INSTRUCTION: List the lines of this listing that hold the word "Karvinen".

[Stored items]

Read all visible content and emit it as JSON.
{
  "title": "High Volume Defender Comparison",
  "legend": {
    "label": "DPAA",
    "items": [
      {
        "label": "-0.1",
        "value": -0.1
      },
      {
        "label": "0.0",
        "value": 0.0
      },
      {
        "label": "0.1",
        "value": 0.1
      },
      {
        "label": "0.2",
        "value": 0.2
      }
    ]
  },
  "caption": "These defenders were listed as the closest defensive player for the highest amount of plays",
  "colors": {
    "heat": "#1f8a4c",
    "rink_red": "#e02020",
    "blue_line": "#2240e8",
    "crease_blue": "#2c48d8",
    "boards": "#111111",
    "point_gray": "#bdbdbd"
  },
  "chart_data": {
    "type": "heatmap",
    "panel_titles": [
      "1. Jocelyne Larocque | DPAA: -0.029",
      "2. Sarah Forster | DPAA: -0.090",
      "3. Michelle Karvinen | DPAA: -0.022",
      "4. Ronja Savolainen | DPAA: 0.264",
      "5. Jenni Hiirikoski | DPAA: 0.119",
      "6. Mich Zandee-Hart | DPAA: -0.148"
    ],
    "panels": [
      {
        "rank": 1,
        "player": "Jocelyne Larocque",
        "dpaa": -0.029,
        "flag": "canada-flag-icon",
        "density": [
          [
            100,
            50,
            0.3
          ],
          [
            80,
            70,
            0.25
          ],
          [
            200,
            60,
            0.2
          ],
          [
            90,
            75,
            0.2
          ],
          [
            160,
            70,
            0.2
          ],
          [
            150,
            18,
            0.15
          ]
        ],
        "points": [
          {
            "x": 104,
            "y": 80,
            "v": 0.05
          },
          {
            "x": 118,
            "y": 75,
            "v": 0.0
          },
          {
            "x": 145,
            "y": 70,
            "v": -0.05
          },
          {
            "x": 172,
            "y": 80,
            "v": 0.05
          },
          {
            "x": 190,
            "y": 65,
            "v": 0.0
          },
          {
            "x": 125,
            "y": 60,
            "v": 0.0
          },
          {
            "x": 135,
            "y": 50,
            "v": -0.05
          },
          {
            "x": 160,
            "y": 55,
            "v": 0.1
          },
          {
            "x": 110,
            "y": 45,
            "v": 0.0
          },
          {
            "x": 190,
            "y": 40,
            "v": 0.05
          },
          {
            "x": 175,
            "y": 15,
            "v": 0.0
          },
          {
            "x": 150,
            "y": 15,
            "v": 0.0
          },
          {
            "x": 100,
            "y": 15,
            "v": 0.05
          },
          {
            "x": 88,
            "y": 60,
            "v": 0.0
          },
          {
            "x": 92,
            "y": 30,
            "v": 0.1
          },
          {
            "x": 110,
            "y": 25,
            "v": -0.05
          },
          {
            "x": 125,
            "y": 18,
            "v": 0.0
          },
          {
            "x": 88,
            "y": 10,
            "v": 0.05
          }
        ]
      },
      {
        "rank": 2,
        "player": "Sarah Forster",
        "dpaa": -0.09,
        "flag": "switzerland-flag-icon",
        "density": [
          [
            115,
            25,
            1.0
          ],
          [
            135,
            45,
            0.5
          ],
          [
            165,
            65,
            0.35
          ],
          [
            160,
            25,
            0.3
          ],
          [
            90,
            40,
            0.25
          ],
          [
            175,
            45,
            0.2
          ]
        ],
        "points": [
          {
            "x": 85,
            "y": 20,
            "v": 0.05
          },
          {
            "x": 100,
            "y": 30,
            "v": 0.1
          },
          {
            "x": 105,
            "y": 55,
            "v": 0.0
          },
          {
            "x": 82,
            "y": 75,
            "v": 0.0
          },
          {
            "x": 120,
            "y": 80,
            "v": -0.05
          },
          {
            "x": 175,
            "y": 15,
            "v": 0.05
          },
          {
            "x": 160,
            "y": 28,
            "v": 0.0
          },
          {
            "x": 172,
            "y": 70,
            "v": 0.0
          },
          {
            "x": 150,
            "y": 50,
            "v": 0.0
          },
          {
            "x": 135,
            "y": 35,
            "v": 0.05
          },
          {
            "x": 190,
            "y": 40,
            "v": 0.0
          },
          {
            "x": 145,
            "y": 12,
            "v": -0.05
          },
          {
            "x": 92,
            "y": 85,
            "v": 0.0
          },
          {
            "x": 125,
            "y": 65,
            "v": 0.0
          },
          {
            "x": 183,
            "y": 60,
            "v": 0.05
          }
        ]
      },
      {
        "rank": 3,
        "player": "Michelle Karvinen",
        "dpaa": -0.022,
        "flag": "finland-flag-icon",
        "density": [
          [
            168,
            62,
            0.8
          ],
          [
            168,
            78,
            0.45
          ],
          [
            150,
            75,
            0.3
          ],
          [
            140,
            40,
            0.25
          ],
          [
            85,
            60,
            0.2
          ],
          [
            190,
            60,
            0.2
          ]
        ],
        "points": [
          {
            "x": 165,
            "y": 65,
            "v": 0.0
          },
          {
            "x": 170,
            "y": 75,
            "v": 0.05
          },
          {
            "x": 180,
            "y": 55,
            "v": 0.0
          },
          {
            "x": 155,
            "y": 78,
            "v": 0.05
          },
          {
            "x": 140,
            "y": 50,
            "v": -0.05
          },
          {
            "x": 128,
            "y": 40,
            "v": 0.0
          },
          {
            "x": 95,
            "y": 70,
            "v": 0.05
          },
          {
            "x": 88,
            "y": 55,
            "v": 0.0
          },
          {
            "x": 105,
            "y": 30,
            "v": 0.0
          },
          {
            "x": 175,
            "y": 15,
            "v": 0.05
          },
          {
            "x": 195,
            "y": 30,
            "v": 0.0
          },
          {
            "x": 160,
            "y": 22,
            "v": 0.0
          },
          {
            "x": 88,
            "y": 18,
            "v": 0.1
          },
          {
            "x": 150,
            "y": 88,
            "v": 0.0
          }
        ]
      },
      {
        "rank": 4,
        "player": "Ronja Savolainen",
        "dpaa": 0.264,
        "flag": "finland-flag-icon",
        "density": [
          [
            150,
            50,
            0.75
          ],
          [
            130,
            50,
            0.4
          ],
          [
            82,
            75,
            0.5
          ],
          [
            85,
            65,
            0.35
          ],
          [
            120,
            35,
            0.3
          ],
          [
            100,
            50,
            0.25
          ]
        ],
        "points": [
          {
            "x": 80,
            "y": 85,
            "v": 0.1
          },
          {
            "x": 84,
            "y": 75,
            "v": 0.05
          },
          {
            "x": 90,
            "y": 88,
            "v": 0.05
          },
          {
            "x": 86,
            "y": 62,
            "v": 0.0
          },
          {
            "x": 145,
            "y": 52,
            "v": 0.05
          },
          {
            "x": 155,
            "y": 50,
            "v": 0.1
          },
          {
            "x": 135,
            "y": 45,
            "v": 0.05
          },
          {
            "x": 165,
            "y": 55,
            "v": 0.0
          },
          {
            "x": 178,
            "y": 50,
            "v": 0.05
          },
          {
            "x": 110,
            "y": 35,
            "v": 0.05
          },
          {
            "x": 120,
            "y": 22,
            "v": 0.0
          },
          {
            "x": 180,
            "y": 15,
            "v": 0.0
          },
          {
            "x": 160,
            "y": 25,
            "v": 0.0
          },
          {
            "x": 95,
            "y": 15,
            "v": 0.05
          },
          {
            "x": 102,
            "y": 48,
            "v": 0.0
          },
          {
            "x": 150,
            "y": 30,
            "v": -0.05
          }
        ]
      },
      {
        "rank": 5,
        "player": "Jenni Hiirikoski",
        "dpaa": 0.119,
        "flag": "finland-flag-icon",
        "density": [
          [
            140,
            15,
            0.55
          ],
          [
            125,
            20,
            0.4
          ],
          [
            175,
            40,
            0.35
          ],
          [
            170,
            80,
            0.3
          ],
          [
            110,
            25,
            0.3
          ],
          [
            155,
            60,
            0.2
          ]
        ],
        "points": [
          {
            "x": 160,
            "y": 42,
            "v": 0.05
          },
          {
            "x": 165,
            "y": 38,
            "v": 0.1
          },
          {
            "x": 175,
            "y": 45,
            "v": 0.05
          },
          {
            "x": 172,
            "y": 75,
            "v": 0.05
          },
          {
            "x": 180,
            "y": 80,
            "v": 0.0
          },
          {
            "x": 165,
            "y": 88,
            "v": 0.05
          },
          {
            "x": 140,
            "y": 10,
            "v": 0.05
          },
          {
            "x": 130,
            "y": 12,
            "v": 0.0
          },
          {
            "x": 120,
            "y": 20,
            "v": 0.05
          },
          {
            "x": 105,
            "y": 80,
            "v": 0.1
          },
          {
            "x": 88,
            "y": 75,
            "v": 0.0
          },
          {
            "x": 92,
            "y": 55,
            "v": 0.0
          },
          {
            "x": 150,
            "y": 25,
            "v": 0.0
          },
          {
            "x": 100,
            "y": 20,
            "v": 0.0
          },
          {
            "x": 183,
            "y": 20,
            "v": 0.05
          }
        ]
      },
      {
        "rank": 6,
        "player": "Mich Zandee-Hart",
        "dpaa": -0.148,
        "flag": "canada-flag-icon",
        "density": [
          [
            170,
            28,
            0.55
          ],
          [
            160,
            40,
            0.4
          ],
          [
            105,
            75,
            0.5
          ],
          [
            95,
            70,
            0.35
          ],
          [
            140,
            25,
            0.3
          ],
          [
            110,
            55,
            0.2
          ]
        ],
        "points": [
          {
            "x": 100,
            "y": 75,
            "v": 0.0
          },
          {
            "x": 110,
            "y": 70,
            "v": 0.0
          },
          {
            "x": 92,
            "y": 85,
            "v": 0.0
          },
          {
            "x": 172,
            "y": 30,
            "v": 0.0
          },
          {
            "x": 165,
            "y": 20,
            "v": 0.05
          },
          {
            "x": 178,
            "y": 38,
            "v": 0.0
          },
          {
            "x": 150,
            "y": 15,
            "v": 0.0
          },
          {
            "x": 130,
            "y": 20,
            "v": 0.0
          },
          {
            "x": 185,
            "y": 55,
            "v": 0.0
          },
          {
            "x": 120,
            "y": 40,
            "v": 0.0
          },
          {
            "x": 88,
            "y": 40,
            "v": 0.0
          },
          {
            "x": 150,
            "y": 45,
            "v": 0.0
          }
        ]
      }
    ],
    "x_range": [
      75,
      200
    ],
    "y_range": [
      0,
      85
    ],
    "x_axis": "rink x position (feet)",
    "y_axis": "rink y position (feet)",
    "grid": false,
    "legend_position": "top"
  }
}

RESULT:
      "3. Michelle Karvinen | DPAA: -0.022",
        "player": "Michelle Karvinen",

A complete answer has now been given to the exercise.